__Exercise__:
Your task is to copy every line of the records below that contains "平湖秋月".

(Saved data entries)
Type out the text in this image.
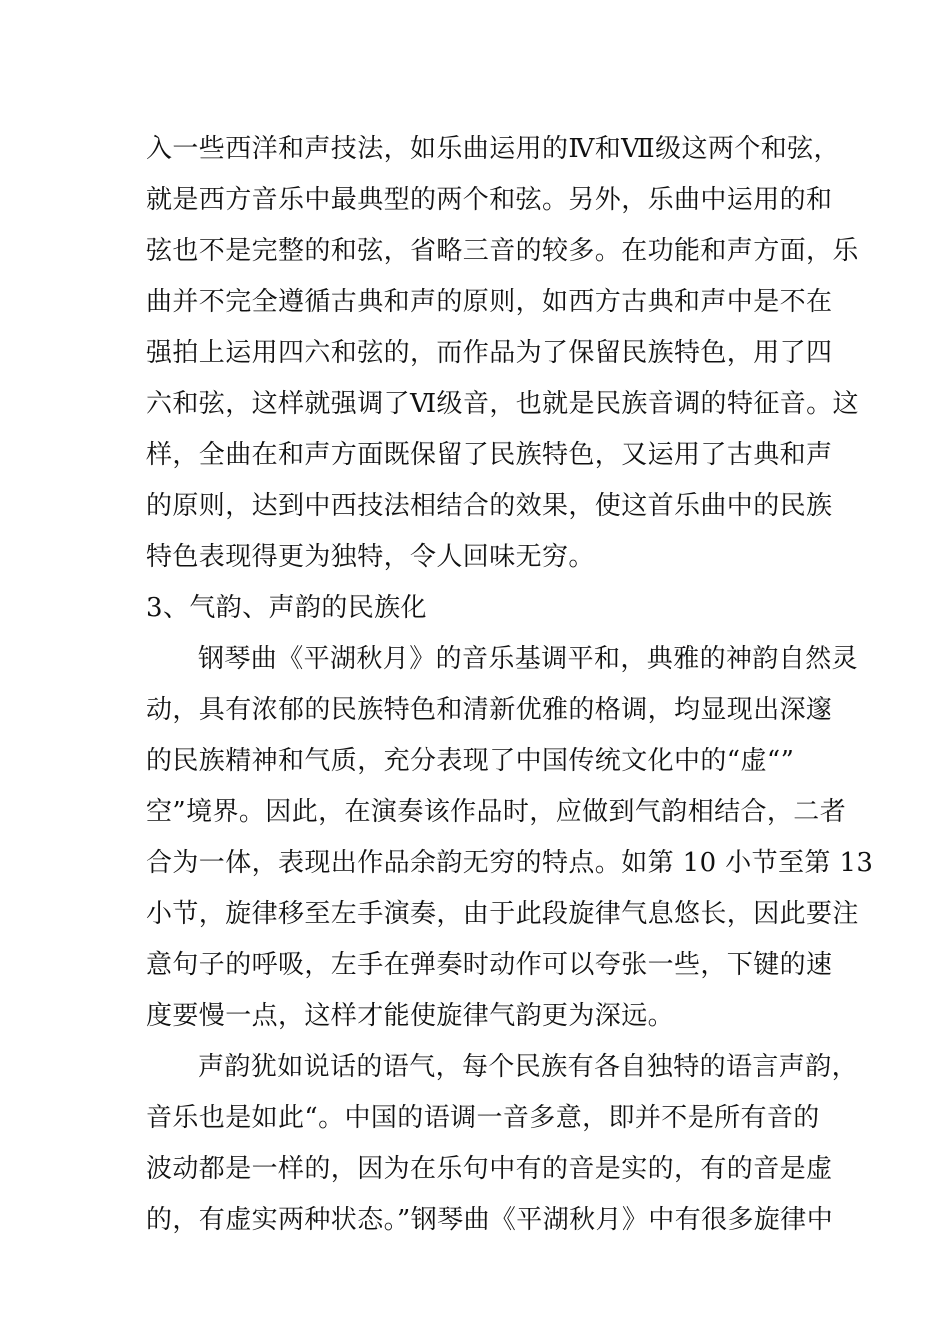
入一些西洋和声技法，如乐曲运用的Ⅳ和Ⅶ级这两个和弦，
就是西方音乐中最典型的两个和弦。另外，乐曲中运用的和
弦也不是完整的和弦，省略三音的较多。在功能和声方面，乐
曲并不完全遵循古典和声的原则，如西方古典和声中是不在
强拍上运用四六和弦的，而作品为了保留民族特色，用了四
六和弦，这样就强调了Ⅵ级音，也就是民族音调的特征音。这
样，全曲在和声方面既保留了民族特色，又运用了古典和声
的原则，达到中西技法相结合的效果，使这首乐曲中的民族
特色表现得更为独特，令人回味无穷。
3、气韵、声韵的民族化
钢琴曲《平湖秋月》的音乐基调平和，典雅的神韵自然灵
动，具有浓郁的民族特色和清新优雅的格调，均显现出深邃
的民族精神和气质，充分表现了中国传统文化中的“虚“”
空”境界。因此，在演奏该作品时，应做到气韵相结合，二者
合为一体，表现出作品余韵无穷的特点。如第 10 小节至第 13
小节，旋律移至左手演奏，由于此段旋律气息悠长，因此要注
意句子的呼吸，左手在弹奏时动作可以夸张一些，下键的速
度要慢一点，这样才能使旋律气韵更为深远。
声韵犹如说话的语气，每个民族有各自独特的语言声韵，
音乐也是如此“。中国的语调一音多意，即并不是所有音的
波动都是一样的，因为在乐句中有的音是实的，有的音是虚
的，有虚实两种状态。”钢琴曲《平湖秋月》中有很多旋律中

__Result of this task__:
钢琴曲《平湖秋月》的音乐基调平和，典雅的神韵自然灵
的，有虚实两种状态。”钢琴曲《平湖秋月》中有很多旋律中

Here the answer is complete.